##### Extracted entries #####

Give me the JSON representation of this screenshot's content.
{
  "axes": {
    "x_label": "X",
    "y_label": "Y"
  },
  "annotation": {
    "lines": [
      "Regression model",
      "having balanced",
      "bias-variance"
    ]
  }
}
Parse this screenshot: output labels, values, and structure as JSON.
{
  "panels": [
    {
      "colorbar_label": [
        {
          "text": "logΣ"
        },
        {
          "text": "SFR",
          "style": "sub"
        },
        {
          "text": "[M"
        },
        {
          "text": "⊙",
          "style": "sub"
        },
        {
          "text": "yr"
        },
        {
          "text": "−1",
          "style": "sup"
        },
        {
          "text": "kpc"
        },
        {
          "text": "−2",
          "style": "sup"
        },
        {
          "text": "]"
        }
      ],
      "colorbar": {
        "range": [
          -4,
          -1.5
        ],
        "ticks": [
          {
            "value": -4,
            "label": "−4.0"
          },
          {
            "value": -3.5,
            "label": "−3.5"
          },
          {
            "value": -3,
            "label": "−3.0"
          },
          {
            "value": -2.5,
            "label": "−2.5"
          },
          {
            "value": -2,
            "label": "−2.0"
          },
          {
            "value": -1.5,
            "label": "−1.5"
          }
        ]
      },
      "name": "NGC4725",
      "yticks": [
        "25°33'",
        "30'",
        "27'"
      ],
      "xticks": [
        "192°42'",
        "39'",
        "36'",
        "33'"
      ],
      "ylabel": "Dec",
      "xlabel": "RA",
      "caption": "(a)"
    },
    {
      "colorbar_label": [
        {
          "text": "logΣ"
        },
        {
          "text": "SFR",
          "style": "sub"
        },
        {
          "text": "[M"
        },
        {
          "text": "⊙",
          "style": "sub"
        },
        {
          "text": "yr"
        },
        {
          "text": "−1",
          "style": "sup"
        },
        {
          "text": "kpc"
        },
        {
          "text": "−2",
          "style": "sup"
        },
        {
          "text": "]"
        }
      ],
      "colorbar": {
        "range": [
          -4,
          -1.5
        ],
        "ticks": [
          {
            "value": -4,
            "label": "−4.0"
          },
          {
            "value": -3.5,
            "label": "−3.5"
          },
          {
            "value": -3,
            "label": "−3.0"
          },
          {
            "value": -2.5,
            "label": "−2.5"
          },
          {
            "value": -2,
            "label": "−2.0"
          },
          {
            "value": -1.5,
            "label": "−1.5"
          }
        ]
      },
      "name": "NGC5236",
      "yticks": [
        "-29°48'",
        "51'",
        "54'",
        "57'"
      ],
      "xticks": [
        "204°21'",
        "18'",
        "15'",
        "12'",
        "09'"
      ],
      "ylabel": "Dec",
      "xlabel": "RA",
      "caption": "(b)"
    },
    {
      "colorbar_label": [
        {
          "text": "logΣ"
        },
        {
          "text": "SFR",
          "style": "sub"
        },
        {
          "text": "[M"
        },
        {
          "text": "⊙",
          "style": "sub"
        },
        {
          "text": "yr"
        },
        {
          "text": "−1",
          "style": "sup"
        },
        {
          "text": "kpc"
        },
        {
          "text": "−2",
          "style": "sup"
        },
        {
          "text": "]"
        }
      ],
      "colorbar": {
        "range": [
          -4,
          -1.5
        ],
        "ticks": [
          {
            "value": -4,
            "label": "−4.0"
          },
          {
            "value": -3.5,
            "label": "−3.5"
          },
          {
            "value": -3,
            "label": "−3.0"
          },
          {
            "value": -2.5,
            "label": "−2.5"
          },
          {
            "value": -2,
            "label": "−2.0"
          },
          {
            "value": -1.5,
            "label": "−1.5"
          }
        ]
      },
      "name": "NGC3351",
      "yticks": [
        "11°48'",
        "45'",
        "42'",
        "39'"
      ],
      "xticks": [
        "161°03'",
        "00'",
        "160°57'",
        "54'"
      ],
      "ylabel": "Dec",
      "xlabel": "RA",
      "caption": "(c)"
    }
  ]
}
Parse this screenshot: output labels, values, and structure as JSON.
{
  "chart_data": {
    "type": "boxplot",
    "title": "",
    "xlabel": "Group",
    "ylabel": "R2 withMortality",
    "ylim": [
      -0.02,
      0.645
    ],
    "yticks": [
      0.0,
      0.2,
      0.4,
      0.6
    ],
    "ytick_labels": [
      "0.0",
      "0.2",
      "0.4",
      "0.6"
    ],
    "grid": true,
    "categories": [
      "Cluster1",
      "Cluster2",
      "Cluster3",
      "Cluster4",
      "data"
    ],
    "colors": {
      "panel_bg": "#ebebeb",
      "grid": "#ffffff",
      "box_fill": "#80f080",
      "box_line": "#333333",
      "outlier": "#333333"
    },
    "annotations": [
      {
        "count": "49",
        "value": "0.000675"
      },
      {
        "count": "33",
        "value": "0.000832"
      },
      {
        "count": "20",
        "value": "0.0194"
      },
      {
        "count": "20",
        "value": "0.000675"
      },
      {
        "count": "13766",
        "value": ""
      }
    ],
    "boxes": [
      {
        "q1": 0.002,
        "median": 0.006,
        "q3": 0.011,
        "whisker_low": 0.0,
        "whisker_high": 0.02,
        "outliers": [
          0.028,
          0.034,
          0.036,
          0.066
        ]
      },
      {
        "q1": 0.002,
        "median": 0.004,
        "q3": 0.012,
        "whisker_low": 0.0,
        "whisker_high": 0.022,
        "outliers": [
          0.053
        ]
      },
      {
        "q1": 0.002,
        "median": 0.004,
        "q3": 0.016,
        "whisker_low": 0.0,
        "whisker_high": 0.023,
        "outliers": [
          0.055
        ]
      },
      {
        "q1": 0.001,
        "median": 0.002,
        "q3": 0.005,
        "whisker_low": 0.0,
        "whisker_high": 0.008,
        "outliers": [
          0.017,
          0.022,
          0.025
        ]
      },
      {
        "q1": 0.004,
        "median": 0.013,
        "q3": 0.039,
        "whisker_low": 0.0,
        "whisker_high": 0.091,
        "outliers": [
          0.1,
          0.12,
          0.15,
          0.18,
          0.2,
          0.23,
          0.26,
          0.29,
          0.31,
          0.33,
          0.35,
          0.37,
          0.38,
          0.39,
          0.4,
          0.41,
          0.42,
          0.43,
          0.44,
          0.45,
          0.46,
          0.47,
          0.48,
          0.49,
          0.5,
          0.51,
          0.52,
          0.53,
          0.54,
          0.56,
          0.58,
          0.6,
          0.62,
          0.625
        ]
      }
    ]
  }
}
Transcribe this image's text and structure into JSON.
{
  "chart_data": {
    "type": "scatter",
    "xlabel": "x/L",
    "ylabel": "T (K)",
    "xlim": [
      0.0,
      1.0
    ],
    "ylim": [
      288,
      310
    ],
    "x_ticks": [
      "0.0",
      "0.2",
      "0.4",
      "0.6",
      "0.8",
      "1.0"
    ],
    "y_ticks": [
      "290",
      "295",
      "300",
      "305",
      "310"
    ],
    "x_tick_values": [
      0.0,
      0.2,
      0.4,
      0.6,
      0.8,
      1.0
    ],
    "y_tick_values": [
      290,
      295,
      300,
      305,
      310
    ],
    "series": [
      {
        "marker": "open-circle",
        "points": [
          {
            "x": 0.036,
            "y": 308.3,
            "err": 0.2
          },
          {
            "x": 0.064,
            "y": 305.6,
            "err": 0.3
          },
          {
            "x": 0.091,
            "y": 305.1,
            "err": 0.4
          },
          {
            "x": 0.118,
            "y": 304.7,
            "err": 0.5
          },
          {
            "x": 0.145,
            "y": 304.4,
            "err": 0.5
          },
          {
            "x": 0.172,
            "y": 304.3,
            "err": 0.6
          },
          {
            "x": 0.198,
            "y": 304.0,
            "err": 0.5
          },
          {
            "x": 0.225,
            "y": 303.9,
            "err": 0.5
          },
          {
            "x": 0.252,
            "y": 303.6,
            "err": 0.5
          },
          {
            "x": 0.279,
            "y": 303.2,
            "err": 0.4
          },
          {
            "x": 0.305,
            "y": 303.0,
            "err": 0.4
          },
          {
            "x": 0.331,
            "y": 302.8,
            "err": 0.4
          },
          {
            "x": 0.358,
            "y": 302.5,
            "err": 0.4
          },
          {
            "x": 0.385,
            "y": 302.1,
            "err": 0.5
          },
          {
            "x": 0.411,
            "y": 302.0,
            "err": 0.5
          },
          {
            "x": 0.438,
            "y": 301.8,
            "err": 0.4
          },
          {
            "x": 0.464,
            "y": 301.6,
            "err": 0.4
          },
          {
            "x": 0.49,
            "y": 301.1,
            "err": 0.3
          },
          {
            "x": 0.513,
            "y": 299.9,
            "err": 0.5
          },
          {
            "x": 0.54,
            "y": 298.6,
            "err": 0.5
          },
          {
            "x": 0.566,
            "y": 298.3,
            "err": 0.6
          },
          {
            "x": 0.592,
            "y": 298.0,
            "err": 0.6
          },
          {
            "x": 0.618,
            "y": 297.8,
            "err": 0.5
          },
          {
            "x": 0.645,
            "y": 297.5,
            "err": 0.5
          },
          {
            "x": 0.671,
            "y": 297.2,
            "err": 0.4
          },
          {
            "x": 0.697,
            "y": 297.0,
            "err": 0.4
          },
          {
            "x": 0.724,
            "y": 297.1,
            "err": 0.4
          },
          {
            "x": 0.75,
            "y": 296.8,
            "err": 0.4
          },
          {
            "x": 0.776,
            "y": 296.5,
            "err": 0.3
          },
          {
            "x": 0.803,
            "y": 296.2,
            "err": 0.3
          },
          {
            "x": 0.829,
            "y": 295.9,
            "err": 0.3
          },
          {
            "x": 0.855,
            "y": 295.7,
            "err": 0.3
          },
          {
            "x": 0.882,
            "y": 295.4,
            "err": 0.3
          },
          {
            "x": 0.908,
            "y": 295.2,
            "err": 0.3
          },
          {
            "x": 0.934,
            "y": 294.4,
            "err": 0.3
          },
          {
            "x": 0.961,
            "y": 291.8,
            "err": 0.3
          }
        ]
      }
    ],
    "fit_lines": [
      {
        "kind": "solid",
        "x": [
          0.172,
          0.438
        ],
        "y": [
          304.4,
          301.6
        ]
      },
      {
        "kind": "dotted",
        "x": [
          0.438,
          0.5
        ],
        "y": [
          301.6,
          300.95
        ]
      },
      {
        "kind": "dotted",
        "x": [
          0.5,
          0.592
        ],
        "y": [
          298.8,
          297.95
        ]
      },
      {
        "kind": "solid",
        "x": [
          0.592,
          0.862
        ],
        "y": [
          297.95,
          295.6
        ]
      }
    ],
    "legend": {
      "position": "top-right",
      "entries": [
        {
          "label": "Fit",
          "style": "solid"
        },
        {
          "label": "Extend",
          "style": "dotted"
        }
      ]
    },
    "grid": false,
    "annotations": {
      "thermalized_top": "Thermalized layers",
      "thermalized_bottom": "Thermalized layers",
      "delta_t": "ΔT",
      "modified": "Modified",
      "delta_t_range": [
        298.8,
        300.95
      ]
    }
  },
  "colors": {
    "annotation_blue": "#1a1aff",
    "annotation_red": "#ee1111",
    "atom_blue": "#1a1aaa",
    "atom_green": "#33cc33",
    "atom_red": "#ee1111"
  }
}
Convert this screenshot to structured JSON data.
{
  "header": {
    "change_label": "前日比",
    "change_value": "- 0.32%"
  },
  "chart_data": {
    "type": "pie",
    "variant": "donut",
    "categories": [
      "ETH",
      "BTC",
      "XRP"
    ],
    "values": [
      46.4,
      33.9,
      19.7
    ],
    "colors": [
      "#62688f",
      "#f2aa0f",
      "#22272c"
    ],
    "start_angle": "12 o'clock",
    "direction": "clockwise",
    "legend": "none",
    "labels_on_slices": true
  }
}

#####

Goal: Show every line of the records above that contains the word "layers".

Written response:
      "thermalized_top": "Thermalized layers",
      "thermalized_bottom": "Thermalized layers",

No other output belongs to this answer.